- [What is being asked]: Filter these entries, keeping only lines that hold the word "Events".

※ ※ ※

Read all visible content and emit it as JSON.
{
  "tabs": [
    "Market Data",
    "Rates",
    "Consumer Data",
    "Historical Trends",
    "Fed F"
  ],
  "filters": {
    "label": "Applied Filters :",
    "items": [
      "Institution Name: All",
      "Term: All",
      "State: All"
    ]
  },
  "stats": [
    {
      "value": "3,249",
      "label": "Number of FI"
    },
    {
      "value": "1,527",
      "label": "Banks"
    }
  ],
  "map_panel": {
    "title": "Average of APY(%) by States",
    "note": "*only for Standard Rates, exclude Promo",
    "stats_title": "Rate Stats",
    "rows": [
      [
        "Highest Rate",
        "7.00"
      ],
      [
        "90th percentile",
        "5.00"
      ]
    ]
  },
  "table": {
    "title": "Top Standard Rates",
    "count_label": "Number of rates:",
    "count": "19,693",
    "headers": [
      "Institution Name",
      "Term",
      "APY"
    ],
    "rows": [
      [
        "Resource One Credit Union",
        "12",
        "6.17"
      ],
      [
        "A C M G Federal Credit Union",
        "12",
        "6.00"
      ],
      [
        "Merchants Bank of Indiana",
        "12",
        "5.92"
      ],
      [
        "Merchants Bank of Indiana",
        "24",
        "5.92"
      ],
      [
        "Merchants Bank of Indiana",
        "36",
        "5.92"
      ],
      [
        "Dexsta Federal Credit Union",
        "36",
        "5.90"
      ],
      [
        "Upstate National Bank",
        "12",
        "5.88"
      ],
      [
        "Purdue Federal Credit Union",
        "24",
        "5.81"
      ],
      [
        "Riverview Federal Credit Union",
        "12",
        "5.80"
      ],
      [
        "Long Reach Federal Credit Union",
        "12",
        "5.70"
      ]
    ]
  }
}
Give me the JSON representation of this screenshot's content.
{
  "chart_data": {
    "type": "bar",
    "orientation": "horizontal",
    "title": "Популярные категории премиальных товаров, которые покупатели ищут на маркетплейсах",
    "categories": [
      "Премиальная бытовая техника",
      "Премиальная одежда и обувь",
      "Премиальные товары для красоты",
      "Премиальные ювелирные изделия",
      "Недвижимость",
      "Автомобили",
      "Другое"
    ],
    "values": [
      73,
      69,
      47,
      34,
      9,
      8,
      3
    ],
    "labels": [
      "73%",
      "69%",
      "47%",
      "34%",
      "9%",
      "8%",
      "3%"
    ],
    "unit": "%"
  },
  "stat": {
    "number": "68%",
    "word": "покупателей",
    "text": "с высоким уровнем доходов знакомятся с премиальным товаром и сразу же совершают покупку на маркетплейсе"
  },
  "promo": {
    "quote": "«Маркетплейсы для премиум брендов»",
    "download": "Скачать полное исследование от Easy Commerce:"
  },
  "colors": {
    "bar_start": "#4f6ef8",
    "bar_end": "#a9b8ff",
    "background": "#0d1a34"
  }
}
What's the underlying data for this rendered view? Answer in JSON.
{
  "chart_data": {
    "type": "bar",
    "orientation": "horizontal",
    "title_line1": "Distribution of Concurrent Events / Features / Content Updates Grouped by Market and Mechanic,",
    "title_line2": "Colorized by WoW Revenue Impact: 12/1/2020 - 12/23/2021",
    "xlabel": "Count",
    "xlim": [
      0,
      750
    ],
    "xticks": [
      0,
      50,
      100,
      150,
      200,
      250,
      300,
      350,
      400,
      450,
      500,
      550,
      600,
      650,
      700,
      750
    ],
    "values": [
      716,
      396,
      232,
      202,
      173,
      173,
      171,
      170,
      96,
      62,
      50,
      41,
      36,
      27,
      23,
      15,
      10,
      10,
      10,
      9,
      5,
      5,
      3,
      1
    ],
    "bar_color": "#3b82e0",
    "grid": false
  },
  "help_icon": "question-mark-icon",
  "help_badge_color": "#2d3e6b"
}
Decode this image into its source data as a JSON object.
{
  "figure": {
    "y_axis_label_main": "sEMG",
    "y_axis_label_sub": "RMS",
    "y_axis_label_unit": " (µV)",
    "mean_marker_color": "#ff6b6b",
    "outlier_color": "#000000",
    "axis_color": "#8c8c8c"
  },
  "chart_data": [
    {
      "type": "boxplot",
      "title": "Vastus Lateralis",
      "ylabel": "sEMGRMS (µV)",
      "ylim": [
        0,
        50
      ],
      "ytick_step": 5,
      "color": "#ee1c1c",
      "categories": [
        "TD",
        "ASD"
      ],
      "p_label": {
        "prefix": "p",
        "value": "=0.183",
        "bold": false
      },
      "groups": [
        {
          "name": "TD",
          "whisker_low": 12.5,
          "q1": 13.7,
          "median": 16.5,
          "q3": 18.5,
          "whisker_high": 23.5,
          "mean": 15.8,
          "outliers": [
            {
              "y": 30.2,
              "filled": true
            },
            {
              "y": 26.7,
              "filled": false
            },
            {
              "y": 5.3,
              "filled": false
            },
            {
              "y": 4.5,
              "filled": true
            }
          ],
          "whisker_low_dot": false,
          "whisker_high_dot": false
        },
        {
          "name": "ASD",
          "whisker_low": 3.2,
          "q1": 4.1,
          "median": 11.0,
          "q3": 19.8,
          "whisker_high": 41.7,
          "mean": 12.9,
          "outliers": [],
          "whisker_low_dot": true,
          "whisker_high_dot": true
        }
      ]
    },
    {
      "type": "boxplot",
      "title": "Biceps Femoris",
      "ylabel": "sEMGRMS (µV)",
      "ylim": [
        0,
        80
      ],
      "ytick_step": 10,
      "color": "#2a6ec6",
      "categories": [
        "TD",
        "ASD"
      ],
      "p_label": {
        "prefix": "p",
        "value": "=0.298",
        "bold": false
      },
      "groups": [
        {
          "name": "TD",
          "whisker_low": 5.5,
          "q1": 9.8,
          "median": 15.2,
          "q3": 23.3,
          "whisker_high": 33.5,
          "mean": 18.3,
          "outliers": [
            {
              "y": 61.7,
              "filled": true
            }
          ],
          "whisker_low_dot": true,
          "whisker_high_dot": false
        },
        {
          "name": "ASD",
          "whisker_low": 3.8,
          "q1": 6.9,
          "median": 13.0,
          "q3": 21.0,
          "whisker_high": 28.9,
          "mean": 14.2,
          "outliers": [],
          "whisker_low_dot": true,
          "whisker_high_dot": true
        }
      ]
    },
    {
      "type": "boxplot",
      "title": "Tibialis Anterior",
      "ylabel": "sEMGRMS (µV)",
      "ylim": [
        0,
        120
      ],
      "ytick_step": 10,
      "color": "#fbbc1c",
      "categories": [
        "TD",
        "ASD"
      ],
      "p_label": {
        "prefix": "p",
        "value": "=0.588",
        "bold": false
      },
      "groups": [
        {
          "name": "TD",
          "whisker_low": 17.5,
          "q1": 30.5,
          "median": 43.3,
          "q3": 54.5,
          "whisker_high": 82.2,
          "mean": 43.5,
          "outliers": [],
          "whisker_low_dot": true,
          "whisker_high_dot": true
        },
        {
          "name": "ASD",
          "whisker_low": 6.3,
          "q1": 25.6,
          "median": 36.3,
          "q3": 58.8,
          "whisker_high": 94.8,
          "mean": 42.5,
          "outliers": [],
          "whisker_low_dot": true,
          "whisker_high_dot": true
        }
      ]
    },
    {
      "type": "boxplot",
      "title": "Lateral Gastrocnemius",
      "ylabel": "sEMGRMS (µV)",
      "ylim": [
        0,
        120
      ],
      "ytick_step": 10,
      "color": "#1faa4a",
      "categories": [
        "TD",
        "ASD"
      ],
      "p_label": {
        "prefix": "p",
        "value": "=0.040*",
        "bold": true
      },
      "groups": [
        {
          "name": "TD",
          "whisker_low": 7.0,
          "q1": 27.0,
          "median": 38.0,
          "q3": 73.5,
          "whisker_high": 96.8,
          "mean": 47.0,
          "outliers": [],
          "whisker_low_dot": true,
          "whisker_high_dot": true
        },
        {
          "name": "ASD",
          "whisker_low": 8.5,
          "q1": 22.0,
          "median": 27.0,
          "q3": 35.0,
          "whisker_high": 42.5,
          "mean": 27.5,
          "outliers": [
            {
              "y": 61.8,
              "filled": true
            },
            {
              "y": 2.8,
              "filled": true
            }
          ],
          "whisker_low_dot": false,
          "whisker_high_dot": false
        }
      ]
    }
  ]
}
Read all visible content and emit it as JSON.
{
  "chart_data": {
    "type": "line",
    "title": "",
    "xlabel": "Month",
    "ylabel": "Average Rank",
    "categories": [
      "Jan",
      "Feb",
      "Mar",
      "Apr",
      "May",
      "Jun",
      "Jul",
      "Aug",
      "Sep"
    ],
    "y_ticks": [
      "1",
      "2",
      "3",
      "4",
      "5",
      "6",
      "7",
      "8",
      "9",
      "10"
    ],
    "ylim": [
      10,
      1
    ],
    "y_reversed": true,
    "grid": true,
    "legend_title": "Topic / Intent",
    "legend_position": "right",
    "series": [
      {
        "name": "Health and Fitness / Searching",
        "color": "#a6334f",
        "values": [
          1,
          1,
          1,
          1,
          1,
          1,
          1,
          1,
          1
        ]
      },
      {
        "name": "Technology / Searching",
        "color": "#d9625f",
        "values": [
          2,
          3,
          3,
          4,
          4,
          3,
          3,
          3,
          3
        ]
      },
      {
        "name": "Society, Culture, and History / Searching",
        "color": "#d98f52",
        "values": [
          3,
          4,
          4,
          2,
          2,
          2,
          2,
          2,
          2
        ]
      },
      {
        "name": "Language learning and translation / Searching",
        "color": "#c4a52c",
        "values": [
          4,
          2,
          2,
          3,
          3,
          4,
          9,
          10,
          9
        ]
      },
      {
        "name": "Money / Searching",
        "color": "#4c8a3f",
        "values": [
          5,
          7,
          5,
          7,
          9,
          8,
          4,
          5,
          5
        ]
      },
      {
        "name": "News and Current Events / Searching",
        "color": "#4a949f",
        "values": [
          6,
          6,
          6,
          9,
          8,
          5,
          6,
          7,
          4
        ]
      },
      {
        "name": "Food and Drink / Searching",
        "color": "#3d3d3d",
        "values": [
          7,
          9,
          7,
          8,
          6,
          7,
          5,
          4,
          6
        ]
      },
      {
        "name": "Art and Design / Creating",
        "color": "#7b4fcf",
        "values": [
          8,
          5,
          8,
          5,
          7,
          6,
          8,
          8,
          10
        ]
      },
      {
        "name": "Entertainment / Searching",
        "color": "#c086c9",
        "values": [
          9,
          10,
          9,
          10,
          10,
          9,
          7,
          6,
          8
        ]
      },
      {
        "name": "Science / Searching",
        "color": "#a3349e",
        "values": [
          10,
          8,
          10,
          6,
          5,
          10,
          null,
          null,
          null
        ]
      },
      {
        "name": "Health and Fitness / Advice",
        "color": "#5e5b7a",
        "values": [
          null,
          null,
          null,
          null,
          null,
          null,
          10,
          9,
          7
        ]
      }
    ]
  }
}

※ ※ ※

- [Task response]:
    "title_line1": "Distribution of Concurrent Events / Features / Content Updates Grouped by Market and Mechanic,",
        "name": "News and Current Events / Searching",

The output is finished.